■ **PROMPT**
Filter for the word "الطبية" and keep each matching line.

++++++++++

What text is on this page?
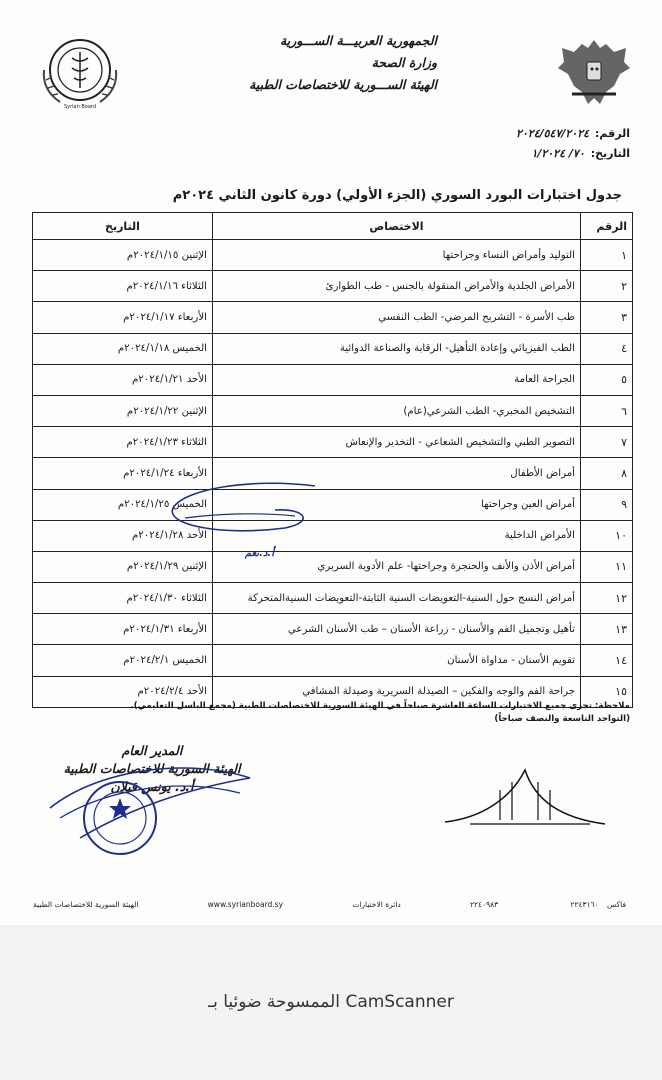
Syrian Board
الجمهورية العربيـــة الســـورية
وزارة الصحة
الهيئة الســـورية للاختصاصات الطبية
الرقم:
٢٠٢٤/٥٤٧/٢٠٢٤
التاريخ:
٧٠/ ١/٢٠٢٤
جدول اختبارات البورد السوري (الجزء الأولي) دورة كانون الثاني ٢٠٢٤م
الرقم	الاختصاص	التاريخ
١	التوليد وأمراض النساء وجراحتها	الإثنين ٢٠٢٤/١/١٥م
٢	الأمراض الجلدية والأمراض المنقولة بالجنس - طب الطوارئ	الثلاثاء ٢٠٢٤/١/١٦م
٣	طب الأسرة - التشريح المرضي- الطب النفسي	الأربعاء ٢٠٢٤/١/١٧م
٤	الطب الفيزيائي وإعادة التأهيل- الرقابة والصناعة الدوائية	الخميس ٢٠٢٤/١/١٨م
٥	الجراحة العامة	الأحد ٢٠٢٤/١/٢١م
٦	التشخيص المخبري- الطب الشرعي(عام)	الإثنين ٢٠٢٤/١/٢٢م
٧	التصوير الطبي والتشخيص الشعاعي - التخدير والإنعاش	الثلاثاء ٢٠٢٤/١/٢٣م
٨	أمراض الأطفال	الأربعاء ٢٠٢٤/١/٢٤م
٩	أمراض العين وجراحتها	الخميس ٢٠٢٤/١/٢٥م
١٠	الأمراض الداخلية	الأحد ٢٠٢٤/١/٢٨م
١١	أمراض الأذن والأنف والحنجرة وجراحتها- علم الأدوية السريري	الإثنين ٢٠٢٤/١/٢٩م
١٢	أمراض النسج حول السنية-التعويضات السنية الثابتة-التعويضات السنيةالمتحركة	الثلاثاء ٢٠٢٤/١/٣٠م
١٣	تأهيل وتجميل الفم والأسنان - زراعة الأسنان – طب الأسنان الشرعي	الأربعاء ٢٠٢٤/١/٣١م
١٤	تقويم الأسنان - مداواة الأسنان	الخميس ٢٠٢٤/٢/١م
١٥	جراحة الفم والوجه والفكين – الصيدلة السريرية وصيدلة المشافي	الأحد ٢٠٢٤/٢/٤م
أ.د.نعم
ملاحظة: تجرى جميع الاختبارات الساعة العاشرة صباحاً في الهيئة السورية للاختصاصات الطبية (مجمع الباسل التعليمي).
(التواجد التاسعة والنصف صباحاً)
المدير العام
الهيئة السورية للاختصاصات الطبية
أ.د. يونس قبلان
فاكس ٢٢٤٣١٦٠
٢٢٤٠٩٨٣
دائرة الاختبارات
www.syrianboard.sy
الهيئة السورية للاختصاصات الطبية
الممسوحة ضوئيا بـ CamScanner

++++++++++

■ **RESPONSE**
الهيئة الســـورية للاختصاصات الطبية
ملاحظة: تجرى جميع الاختبارات الساعة العاشرة صباحاً في الهيئة السورية للاختصاصات الطبية (مجمع الباسل التعليمي).
الهيئة السورية للاختصاصات الطبية
الهيئة السورية للاختصاصات الطبية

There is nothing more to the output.